**What you should do:**
Edit the rows below so that every "POLYESTER" becomes "ACRYLIC", and leave everything else as it stands.

**Provided records:**
------------------------------------------------------------

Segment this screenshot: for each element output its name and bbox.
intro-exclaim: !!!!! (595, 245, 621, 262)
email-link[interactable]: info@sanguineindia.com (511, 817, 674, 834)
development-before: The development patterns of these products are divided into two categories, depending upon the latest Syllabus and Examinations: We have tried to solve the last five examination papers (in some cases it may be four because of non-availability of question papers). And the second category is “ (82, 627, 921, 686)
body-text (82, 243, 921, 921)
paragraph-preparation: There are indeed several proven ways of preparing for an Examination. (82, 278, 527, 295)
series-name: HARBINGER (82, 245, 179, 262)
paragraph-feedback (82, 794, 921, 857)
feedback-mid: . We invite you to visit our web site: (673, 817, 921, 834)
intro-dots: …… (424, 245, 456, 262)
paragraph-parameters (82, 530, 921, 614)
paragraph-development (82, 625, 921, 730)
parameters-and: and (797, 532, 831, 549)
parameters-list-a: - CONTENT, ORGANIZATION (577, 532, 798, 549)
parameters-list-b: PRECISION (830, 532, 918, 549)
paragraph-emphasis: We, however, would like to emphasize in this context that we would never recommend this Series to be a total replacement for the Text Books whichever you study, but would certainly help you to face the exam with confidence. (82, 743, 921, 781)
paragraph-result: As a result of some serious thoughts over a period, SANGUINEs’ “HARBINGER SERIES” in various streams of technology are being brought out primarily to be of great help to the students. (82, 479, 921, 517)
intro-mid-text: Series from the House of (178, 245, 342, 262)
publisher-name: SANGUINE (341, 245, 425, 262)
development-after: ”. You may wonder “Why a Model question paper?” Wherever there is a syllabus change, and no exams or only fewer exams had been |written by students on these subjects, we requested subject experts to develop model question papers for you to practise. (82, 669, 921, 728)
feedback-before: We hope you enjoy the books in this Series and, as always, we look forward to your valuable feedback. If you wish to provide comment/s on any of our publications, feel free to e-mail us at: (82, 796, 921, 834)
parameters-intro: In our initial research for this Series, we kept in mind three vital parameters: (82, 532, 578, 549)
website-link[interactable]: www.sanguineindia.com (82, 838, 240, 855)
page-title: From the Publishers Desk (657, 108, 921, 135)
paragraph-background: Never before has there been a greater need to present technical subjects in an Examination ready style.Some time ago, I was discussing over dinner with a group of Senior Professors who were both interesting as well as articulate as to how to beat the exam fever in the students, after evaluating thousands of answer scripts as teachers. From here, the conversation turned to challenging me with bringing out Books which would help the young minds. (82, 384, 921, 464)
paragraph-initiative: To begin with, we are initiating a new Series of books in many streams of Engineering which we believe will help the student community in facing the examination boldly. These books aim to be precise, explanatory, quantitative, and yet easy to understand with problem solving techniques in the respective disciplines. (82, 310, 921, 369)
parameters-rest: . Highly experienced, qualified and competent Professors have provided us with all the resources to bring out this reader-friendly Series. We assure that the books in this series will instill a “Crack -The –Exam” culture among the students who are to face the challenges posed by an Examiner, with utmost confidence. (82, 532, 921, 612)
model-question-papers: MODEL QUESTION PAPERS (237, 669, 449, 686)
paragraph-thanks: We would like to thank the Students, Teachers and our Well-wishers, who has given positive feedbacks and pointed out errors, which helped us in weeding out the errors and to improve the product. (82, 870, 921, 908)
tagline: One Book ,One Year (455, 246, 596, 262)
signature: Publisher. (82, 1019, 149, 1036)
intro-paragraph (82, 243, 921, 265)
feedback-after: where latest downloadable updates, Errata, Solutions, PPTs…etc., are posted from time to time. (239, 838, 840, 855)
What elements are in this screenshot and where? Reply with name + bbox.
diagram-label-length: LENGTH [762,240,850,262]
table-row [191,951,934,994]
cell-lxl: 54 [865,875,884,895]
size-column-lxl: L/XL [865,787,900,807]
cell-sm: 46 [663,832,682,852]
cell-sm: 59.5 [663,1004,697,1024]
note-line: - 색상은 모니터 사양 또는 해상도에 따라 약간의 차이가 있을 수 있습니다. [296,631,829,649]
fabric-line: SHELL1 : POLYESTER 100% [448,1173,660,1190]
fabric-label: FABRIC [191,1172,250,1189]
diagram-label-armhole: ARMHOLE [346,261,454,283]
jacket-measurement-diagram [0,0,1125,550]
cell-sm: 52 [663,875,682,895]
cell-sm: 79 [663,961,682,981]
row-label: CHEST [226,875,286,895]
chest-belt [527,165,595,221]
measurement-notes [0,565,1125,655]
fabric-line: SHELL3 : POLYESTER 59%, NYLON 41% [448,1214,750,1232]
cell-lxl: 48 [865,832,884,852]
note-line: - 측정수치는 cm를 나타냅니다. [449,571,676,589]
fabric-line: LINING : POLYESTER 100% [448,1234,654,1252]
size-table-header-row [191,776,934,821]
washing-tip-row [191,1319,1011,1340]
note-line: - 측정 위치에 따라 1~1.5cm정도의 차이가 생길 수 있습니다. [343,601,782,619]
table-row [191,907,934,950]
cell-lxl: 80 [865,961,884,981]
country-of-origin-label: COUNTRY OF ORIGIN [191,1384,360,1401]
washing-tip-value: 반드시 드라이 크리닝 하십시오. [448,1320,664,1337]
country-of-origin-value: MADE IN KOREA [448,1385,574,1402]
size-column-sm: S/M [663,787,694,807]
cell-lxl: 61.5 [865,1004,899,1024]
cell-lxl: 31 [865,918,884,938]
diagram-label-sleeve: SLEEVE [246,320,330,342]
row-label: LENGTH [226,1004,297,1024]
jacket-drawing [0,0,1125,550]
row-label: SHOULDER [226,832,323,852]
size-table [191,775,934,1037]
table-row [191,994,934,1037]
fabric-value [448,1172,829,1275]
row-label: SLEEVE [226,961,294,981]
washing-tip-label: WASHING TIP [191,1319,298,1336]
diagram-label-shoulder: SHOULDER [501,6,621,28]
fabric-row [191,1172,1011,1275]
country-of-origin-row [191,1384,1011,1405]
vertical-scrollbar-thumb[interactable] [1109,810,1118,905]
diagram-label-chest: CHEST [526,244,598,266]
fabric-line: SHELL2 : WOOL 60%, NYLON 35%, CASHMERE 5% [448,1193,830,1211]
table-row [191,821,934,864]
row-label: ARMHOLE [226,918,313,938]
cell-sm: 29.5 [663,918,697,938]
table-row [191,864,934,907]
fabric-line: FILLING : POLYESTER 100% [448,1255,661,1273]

------------------------------------------------------------

**Problem solution:**
Segment this screenshot: for each element output its name and bbox.
intro-exclaim: !!!!! (595, 245, 621, 262)
email-link[interactable]: info@sanguineindia.com (511, 817, 674, 834)
development-before: The development patterns of these products are divided into two categories, depending upon the latest Syllabus and Examinations: We have tried to solve the last five examination papers (in some cases it may be four because of non-availability of question papers). And the second category is “ (82, 627, 921, 686)
body-text (82, 243, 921, 921)
paragraph-preparation: There are indeed several proven ways of preparing for an Examination. (82, 278, 527, 295)
series-name: HARBINGER (82, 245, 179, 262)
paragraph-feedback (82, 794, 921, 857)
feedback-mid: . We invite you to visit our web site: (673, 817, 921, 834)
intro-dots: …… (424, 245, 456, 262)
paragraph-parameters (82, 530, 921, 614)
paragraph-development (82, 625, 921, 730)
parameters-and: and (797, 532, 831, 549)
parameters-list-a: - CONTENT, ORGANIZATION (577, 532, 798, 549)
parameters-list-b: PRECISION (830, 532, 918, 549)
paragraph-emphasis: We, however, would like to emphasize in this context that we would never recommend this Series to be a total replacement for the Text Books whichever you study, but would certainly help you to face the exam with confidence. (82, 743, 921, 781)
paragraph-result: As a result of some serious thoughts over a period, SANGUINEs’ “HARBINGER SERIES” in various streams of technology are being brought out primarily to be of great help to the students. (82, 479, 921, 517)
intro-mid-text: Series from the House of (178, 245, 342, 262)
publisher-name: SANGUINE (341, 245, 425, 262)
development-after: ”. You may wonder “Why a Model question paper?” Wherever there is a syllabus change, and no exams or only fewer exams had been |written by students on these subjects, we requested subject experts to develop model question papers for you to practise. (82, 669, 921, 728)
feedback-before: We hope you enjoy the books in this Series and, as always, we look forward to your valuable feedback. If you wish to provide comment/s on any of our publications, feel free to e-mail us at: (82, 796, 921, 834)
parameters-intro: In our initial research for this Series, we kept in mind three vital parameters: (82, 532, 578, 549)
website-link[interactable]: www.sanguineindia.com (82, 838, 240, 855)
page-title: From the Publishers Desk (657, 108, 921, 135)
paragraph-background: Never before has there been a greater need to present technical subjects in an Examination ready style.Some time ago, I was discussing over dinner with a group of Senior Professors who were both interesting as well as articulate as to how to beat the exam fever in the students, after evaluating thousands of answer scripts as teachers. From here, the conversation turned to challenging me with bringing out Books which would help the young minds. (82, 384, 921, 464)
paragraph-initiative: To begin with, we are initiating a new Series of books in many streams of Engineering which we believe will help the student community in facing the examination boldly. These books aim to be precise, explanatory, quantitative, and yet easy to understand with problem solving techniques in the respective disciplines. (82, 310, 921, 369)
parameters-rest: . Highly experienced, qualified and competent Professors have provided us with all the resources to bring out this reader-friendly Series. We assure that the books in this series will instill a “Crack -The –Exam” culture among the students who are to face the challenges posed by an Examiner, with utmost confidence. (82, 532, 921, 612)
model-question-papers: MODEL QUESTION PAPERS (237, 669, 449, 686)
paragraph-thanks: We would like to thank the Students, Teachers and our Well-wishers, who has given positive feedbacks and pointed out errors, which helped us in weeding out the errors and to improve the product. (82, 870, 921, 908)
tagline: One Book ,One Year (455, 246, 596, 262)
signature: Publisher. (82, 1019, 149, 1036)
intro-paragraph (82, 243, 921, 265)
feedback-after: where latest downloadable updates, Errata, Solutions, PPTs…etc., are posted from time to time. (239, 838, 840, 855)
What elements are in this screenshot and where? Reply with name + bbox.
diagram-label-length: LENGTH [762,240,850,262]
table-row [191,951,934,994]
cell-lxl: 54 [865,875,884,895]
size-column-lxl: L/XL [865,787,900,807]
cell-sm: 46 [663,832,682,852]
cell-sm: 59.5 [663,1004,697,1024]
note-line: - 색상은 모니터 사양 또는 해상도에 따라 약간의 차이가 있을 수 있습니다. [296,631,829,649]
fabric-line: SHELL1 : ACRYLIC 100% [448,1173,660,1190]
fabric-label: FABRIC [191,1172,250,1189]
diagram-label-armhole: ARMHOLE [346,261,454,283]
jacket-measurement-diagram [0,0,1125,550]
cell-sm: 52 [663,875,682,895]
cell-sm: 79 [663,961,682,981]
row-label: CHEST [226,875,286,895]
chest-belt [527,165,595,221]
measurement-notes [0,565,1125,655]
fabric-line: SHELL3 : ACRYLIC 59%, NYLON 41% [448,1214,750,1232]
cell-lxl: 48 [865,832,884,852]
note-line: - 측정수치는 cm를 나타냅니다. [449,571,676,589]
fabric-line: LINING : ACRYLIC 100% [448,1234,654,1252]
size-table-header-row [191,776,934,821]
washing-tip-row [191,1319,1011,1340]
note-line: - 측정 위치에 따라 1~1.5cm정도의 차이가 생길 수 있습니다. [343,601,782,619]
table-row [191,907,934,950]
cell-lxl: 80 [865,961,884,981]
country-of-origin-label: COUNTRY OF ORIGIN [191,1384,360,1401]
washing-tip-value: 반드시 드라이 크리닝 하십시오. [448,1320,664,1337]
country-of-origin-value: MADE IN KOREA [448,1385,574,1402]
size-column-sm: S/M [663,787,694,807]
cell-lxl: 61.5 [865,1004,899,1024]
cell-lxl: 31 [865,918,884,938]
diagram-label-sleeve: SLEEVE [246,320,330,342]
row-label: LENGTH [226,1004,297,1024]
jacket-drawing [0,0,1125,550]
row-label: SHOULDER [226,832,323,852]
size-table [191,775,934,1037]
table-row [191,994,934,1037]
fabric-value [448,1172,829,1275]
row-label: SLEEVE [226,961,294,981]
washing-tip-label: WASHING TIP [191,1319,298,1336]
diagram-label-shoulder: SHOULDER [501,6,621,28]
fabric-row [191,1172,1011,1275]
country-of-origin-row [191,1384,1011,1405]
vertical-scrollbar-thumb[interactable] [1109,810,1118,905]
diagram-label-chest: CHEST [526,244,598,266]
fabric-line: SHELL2 : WOOL 60%, NYLON 35%, CASHMERE 5% [448,1193,830,1211]
table-row [191,821,934,864]
row-label: ARMHOLE [226,918,313,938]
cell-sm: 29.5 [663,918,697,938]
table-row [191,864,934,907]
fabric-line: FILLING : ACRYLIC 100% [448,1255,661,1273]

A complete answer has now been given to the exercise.